• PROVIDED DATA:
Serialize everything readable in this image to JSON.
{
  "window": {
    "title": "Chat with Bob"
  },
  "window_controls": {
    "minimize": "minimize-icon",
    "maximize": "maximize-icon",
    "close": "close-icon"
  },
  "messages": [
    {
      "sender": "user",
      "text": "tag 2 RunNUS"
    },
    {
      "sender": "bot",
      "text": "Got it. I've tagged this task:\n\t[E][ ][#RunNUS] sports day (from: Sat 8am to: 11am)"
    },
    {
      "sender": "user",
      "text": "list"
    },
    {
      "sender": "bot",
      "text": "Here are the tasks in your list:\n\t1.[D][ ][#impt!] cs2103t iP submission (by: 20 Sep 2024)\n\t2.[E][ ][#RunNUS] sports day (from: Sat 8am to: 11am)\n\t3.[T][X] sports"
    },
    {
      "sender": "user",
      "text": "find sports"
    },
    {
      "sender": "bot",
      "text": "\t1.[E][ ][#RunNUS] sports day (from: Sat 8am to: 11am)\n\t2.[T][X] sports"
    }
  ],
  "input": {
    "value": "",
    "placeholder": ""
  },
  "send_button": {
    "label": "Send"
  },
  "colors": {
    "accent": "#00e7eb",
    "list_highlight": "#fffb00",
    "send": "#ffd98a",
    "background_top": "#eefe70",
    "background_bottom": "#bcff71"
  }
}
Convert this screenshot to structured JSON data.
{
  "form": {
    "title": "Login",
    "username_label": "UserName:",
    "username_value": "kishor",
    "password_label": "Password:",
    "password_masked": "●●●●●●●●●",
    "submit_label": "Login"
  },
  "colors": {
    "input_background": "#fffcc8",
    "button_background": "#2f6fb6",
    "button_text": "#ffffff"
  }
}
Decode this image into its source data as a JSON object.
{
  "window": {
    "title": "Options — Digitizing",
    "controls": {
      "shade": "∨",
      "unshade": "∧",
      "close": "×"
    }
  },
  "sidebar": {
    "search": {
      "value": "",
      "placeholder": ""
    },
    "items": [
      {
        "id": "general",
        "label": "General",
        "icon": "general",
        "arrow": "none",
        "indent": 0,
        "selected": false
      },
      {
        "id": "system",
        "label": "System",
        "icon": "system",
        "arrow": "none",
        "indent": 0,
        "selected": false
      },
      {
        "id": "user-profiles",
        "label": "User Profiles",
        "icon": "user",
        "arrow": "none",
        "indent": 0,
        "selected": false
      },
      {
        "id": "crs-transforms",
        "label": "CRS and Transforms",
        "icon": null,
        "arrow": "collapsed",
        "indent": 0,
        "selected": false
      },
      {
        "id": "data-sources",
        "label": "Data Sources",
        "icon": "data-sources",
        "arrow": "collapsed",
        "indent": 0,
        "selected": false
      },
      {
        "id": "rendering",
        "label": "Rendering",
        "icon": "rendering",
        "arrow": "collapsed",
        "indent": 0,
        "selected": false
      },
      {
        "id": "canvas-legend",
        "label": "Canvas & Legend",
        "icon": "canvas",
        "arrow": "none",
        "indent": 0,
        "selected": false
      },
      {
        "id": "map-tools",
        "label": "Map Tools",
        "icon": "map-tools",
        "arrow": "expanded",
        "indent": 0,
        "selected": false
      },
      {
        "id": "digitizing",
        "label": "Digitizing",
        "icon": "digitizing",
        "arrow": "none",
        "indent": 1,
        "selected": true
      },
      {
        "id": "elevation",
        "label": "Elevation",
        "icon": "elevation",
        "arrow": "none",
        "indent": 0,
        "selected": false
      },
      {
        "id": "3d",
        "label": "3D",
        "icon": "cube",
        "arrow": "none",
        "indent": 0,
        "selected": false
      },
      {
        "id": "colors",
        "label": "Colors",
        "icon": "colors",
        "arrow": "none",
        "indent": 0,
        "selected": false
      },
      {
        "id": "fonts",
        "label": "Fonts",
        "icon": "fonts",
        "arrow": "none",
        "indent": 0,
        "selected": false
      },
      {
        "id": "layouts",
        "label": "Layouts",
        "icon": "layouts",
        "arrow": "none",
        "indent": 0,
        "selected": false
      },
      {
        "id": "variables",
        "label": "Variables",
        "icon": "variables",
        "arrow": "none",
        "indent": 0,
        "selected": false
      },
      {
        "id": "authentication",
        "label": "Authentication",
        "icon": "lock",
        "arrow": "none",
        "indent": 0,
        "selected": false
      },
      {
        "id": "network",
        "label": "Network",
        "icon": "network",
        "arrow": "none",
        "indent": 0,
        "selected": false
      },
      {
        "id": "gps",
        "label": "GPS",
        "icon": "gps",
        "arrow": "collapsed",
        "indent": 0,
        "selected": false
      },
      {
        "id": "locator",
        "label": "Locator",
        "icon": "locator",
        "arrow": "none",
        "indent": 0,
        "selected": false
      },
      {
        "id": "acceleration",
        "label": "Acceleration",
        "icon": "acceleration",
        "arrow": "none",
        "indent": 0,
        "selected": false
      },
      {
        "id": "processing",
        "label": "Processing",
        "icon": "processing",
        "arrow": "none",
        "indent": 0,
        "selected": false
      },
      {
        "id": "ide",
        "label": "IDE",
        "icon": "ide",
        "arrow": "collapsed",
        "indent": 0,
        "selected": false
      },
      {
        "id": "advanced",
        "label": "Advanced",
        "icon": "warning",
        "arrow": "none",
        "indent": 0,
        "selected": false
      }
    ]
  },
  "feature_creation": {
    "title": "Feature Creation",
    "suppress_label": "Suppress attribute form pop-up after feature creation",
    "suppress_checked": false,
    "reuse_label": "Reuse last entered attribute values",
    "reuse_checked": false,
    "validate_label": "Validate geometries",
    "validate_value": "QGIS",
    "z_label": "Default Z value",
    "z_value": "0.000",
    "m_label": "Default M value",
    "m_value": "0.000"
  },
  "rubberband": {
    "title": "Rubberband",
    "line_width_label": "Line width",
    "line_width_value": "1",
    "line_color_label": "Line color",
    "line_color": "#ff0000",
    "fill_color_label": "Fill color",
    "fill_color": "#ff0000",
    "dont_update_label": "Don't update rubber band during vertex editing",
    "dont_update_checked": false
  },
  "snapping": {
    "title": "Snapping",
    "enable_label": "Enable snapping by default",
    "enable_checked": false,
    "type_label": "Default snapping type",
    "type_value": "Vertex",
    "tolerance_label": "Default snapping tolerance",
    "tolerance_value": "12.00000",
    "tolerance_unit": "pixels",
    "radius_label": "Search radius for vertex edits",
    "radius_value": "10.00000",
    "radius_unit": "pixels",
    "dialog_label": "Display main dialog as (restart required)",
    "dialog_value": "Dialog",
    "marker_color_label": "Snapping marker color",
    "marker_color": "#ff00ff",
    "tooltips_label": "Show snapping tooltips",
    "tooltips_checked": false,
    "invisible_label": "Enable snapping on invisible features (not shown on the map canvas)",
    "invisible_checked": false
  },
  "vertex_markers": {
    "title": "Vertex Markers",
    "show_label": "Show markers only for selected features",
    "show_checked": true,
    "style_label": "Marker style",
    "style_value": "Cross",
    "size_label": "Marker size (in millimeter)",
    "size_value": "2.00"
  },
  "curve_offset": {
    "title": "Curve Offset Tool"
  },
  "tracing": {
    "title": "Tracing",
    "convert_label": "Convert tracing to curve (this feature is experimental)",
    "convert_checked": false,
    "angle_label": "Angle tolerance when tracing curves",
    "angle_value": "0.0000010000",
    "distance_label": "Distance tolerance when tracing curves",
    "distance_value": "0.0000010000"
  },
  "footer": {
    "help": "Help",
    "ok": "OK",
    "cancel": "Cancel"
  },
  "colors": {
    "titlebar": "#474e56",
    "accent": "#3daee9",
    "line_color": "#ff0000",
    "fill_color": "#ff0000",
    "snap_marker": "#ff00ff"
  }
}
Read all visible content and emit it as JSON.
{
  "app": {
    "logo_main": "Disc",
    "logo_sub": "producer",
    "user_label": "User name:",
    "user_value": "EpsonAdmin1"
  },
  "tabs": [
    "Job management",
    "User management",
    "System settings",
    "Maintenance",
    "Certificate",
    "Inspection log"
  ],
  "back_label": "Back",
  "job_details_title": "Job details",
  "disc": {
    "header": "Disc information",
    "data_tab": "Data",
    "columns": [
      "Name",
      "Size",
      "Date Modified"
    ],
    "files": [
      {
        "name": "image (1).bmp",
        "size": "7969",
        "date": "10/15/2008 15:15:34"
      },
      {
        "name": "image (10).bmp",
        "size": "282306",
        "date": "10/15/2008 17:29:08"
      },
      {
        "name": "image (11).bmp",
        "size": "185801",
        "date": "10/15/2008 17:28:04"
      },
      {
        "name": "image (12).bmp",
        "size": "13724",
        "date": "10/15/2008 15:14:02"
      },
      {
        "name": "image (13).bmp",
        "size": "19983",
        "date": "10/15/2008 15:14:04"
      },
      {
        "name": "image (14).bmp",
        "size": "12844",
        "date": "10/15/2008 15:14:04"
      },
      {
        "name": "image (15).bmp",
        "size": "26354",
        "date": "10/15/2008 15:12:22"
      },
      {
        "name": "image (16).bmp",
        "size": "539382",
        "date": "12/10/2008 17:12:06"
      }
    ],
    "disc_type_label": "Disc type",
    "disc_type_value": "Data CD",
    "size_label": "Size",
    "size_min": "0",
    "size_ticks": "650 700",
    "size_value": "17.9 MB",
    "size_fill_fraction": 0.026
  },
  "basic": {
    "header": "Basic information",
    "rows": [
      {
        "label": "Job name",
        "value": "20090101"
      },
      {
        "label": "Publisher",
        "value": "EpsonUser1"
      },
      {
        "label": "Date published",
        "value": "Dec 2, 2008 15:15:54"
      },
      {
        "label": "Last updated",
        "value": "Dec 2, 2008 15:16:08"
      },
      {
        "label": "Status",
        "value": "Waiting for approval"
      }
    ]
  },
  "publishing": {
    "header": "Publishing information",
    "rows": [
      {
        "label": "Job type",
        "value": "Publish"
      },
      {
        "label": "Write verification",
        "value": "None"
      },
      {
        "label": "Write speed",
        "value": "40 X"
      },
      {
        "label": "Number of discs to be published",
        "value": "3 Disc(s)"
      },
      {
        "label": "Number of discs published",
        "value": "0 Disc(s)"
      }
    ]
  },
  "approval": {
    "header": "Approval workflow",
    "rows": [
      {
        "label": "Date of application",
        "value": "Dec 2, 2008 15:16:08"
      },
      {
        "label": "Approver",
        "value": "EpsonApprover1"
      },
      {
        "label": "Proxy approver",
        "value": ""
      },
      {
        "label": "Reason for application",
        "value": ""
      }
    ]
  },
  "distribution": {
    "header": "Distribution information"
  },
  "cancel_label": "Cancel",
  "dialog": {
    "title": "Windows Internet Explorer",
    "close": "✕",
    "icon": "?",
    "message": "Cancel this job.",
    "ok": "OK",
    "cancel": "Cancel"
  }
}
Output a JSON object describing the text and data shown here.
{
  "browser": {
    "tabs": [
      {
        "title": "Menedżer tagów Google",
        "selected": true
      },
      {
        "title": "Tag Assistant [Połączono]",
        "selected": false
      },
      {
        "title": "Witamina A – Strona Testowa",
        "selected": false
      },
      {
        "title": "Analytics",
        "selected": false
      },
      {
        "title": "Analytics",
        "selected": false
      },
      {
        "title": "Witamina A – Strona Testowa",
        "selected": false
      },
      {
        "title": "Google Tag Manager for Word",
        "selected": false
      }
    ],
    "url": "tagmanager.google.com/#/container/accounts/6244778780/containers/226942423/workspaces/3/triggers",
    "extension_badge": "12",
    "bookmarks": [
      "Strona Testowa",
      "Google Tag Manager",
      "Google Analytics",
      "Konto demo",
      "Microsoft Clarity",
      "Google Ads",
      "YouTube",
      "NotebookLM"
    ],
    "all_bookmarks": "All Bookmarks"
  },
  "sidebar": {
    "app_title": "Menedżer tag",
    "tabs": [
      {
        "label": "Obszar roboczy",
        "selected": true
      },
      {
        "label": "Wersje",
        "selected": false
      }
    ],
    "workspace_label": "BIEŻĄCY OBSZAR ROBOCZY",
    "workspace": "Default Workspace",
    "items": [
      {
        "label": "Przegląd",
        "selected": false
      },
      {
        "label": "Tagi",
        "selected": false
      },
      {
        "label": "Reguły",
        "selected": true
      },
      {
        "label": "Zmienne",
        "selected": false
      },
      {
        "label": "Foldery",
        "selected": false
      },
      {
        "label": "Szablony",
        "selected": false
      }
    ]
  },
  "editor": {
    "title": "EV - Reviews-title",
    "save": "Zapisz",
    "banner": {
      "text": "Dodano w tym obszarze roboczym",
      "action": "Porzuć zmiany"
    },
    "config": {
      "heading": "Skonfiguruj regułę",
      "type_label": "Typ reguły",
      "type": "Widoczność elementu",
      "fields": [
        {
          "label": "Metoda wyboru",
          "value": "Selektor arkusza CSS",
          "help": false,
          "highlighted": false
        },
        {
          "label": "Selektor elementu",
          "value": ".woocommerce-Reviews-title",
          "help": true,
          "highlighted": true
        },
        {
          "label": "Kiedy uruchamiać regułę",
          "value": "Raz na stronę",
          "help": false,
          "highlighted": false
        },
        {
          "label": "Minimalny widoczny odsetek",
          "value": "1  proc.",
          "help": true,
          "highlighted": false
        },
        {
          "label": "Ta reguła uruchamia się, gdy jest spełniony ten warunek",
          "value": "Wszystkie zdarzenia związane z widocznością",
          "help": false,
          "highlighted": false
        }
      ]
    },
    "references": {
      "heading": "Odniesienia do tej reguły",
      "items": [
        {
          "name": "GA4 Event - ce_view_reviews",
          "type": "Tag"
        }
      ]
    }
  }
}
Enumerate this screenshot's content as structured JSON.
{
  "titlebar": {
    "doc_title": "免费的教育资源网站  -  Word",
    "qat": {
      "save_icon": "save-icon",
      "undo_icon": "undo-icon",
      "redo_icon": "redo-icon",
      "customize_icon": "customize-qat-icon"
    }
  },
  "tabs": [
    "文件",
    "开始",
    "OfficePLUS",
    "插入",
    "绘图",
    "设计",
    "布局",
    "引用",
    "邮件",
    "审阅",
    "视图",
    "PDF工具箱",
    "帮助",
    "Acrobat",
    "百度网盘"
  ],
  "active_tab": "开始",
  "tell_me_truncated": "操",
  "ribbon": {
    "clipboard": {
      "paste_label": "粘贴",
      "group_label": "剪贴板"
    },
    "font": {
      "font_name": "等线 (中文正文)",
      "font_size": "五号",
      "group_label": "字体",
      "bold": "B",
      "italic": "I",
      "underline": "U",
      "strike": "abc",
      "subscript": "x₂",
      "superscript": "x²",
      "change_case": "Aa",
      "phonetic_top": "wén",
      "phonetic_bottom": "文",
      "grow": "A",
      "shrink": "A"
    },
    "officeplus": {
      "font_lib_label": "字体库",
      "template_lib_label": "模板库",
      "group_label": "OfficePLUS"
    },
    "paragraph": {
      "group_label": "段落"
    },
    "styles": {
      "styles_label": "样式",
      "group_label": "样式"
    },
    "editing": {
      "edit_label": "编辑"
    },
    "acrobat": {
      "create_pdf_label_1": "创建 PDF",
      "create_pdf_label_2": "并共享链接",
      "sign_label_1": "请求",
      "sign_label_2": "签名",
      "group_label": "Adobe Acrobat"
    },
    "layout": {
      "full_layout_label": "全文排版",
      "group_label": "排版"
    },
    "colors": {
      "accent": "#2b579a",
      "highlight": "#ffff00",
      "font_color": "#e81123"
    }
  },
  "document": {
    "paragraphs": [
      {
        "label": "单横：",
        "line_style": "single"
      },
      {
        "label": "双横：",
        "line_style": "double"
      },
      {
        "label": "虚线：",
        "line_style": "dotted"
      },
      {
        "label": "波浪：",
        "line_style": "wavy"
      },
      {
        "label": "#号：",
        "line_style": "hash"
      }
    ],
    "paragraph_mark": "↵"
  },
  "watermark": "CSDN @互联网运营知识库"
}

• EXERCISE DESCRIPTION: Search the material above for "header". Pull out each line where it shows up.

• PROBLEM SOLUTION:
    "header": "Disc information",
    "header": "Basic information",
    "header": "Publishing information",
    "header": "Approval workflow",
    "header": "Distribution information"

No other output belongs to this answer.